[Information provided Boundary: Start]

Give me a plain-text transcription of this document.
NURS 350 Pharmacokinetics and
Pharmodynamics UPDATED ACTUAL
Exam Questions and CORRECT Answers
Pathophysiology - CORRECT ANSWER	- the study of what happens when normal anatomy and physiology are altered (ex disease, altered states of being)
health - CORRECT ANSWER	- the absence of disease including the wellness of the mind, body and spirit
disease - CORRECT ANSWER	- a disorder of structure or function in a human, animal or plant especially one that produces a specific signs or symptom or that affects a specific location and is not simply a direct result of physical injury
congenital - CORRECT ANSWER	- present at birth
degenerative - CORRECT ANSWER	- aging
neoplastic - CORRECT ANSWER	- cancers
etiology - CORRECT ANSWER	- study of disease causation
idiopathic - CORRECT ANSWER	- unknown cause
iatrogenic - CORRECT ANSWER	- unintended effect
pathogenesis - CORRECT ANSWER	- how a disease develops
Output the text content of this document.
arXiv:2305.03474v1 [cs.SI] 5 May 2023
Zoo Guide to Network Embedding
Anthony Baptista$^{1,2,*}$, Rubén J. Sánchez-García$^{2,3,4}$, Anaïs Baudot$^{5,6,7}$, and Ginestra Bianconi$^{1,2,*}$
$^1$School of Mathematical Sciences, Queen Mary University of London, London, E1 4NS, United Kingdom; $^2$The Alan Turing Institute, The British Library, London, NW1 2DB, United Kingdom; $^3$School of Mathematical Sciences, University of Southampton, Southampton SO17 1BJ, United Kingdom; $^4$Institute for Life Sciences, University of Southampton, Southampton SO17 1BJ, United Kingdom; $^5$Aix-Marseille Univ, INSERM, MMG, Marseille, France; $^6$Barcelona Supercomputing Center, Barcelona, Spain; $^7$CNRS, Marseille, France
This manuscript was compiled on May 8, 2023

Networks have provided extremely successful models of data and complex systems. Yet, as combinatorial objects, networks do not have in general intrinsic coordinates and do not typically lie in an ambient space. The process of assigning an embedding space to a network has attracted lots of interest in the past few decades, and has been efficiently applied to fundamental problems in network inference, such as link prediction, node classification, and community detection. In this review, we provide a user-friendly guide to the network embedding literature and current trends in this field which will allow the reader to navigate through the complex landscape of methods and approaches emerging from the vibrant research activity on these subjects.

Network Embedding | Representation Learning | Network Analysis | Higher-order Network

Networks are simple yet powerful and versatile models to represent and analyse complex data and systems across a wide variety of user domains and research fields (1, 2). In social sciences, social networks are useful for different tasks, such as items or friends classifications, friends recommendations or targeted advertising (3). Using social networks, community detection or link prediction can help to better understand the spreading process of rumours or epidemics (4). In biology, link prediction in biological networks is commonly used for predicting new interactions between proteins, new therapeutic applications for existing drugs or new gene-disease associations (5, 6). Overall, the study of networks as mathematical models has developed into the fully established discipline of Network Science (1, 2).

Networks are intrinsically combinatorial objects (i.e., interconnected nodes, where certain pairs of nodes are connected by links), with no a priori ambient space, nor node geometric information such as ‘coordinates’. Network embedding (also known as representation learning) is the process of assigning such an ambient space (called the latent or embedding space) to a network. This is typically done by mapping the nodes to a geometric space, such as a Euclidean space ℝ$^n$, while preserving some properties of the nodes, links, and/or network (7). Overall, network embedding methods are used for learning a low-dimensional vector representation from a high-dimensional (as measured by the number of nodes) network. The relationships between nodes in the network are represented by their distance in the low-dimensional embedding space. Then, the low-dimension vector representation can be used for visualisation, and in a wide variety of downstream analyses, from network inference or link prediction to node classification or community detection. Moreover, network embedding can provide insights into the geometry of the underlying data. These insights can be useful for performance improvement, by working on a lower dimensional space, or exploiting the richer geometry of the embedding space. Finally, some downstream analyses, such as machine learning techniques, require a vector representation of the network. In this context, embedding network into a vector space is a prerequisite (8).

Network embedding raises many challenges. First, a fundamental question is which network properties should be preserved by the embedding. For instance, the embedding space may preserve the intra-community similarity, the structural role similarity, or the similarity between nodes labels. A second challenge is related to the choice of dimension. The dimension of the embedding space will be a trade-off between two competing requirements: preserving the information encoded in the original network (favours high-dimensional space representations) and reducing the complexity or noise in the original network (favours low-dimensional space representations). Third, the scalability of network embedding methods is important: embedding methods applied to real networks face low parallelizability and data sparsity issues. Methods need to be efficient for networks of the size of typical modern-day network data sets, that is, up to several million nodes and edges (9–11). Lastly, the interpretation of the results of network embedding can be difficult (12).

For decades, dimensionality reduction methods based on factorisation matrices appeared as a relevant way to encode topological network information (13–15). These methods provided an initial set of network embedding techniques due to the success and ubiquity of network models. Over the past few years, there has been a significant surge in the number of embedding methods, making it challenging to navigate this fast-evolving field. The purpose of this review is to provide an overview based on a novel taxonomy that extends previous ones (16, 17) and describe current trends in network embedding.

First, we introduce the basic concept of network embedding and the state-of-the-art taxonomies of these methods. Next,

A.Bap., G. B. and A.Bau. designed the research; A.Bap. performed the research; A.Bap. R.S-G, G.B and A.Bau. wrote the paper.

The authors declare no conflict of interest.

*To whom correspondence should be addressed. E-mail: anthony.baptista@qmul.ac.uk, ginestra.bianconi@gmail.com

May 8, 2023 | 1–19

[Information provided Boundary: End]

-- Action item --
Every line of the listing above is to be written out again exactly.

-- Answer below --
Give me a plain-text transcription of this document.
NURS 350 Pharmacokinetics and
Pharmodynamics UPDATED ACTUAL
Exam Questions and CORRECT Answers
Pathophysiology - CORRECT ANSWER	- the study of what happens when normal anatomy and physiology are altered (ex disease, altered states of being)
health - CORRECT ANSWER	- the absence of disease including the wellness of the mind, body and spirit
disease - CORRECT ANSWER	- a disorder of structure or function in a human, animal or plant especially one that produces a specific signs or symptom or that affects a specific location and is not simply a direct result of physical injury
congenital - CORRECT ANSWER	- present at birth
degenerative - CORRECT ANSWER	- aging
neoplastic - CORRECT ANSWER	- cancers
etiology - CORRECT ANSWER	- study of disease causation
idiopathic - CORRECT ANSWER	- unknown cause
iatrogenic - CORRECT ANSWER	- unintended effect
pathogenesis - CORRECT ANSWER	- how a disease develops
Output the text content of this document.
arXiv:2305.03474v1 [cs.SI] 5 May 2023
Zoo Guide to Network Embedding
Anthony Baptista$^{1,2,*}$, Rubén J. Sánchez-García$^{2,3,4}$, Anaïs Baudot$^{5,6,7}$, and Ginestra Bianconi$^{1,2,*}$
$^1$School of Mathematical Sciences, Queen Mary University of London, London, E1 4NS, United Kingdom; $^2$The Alan Turing Institute, The British Library, London, NW1 2DB, United Kingdom; $^3$School of Mathematical Sciences, University of Southampton, Southampton SO17 1BJ, United Kingdom; $^4$Institute for Life Sciences, University of Southampton, Southampton SO17 1BJ, United Kingdom; $^5$Aix-Marseille Univ, INSERM, MMG, Marseille, France; $^6$Barcelona Supercomputing Center, Barcelona, Spain; $^7$CNRS, Marseille, France
This manuscript was compiled on May 8, 2023

Networks have provided extremely successful models of data and complex systems. Yet, as combinatorial objects, networks do not have in general intrinsic coordinates and do not typically lie in an ambient space. The process of assigning an embedding space to a network has attracted lots of interest in the past few decades, and has been efficiently applied to fundamental problems in network inference, such as link prediction, node classification, and community detection. In this review, we provide a user-friendly guide to the network embedding literature and current trends in this field which will allow the reader to navigate through the complex landscape of methods and approaches emerging from the vibrant research activity on these subjects.

Network Embedding | Representation Learning | Network Analysis | Higher-order Network

Networks are simple yet powerful and versatile models to represent and analyse complex data and systems across a wide variety of user domains and research fields (1, 2). In social sciences, social networks are useful for different tasks, such as items or friends classifications, friends recommendations or targeted advertising (3). Using social networks, community detection or link prediction can help to better understand the spreading process of rumours or epidemics (4). In biology, link prediction in biological networks is commonly used for predicting new interactions between proteins, new therapeutic applications for existing drugs or new gene-disease associations (5, 6). Overall, the study of networks as mathematical models has developed into the fully established discipline of Network Science (1, 2).

Networks are intrinsically combinatorial objects (i.e., interconnected nodes, where certain pairs of nodes are connected by links), with no a priori ambient space, nor node geometric information such as ‘coordinates’. Network embedding (also known as representation learning) is the process of assigning such an ambient space (called the latent or embedding space) to a network. This is typically done by mapping the nodes to a geometric space, such as a Euclidean space ℝ$^n$, while preserving some properties of the nodes, links, and/or network (7). Overall, network embedding methods are used for learning a low-dimensional vector representation from a high-dimensional (as measured by the number of nodes) network. The relationships between nodes in the network are represented by their distance in the low-dimensional embedding space. Then, the low-dimension vector representation can be used for visualisation, and in a wide variety of downstream analyses, from network inference or link prediction to node classification or community detection. Moreover, network embedding can provide insights into the geometry of the underlying data. These insights can be useful for performance improvement, by working on a lower dimensional space, or exploiting the richer geometry of the embedding space. Finally, some downstream analyses, such as machine learning techniques, require a vector representation of the network. In this context, embedding network into a vector space is a prerequisite (8).

Network embedding raises many challenges. First, a fundamental question is which network properties should be preserved by the embedding. For instance, the embedding space may preserve the intra-community similarity, the structural role similarity, or the similarity between nodes labels. A second challenge is related to the choice of dimension. The dimension of the embedding space will be a trade-off between two competing requirements: preserving the information encoded in the original network (favours high-dimensional space representations) and reducing the complexity or noise in the original network (favours low-dimensional space representations). Third, the scalability of network embedding methods is important: embedding methods applied to real networks face low parallelizability and data sparsity issues. Methods need to be efficient for networks of the size of typical modern-day network data sets, that is, up to several million nodes and edges (9–11). Lastly, the interpretation of the results of network embedding can be difficult (12).

For decades, dimensionality reduction methods based on factorisation matrices appeared as a relevant way to encode topological network information (13–15). These methods provided an initial set of network embedding techniques due to the success and ubiquity of network models. Over the past few years, there has been a significant surge in the number of embedding methods, making it challenging to navigate this fast-evolving field. The purpose of this review is to provide an overview based on a novel taxonomy that extends previous ones (16, 17) and describe current trends in network embedding.

First, we introduce the basic concept of network embedding and the state-of-the-art taxonomies of these methods. Next,

A.Bap., G. B. and A.Bau. designed the research; A.Bap. performed the research; A.Bap. R.S-G, G.B and A.Bau. wrote the paper.

The authors declare no conflict of interest.

*To whom correspondence should be addressed. E-mail: anthony.baptista@qmul.ac.uk, ginestra.bianconi@gmail.com

May 8, 2023 | 1–19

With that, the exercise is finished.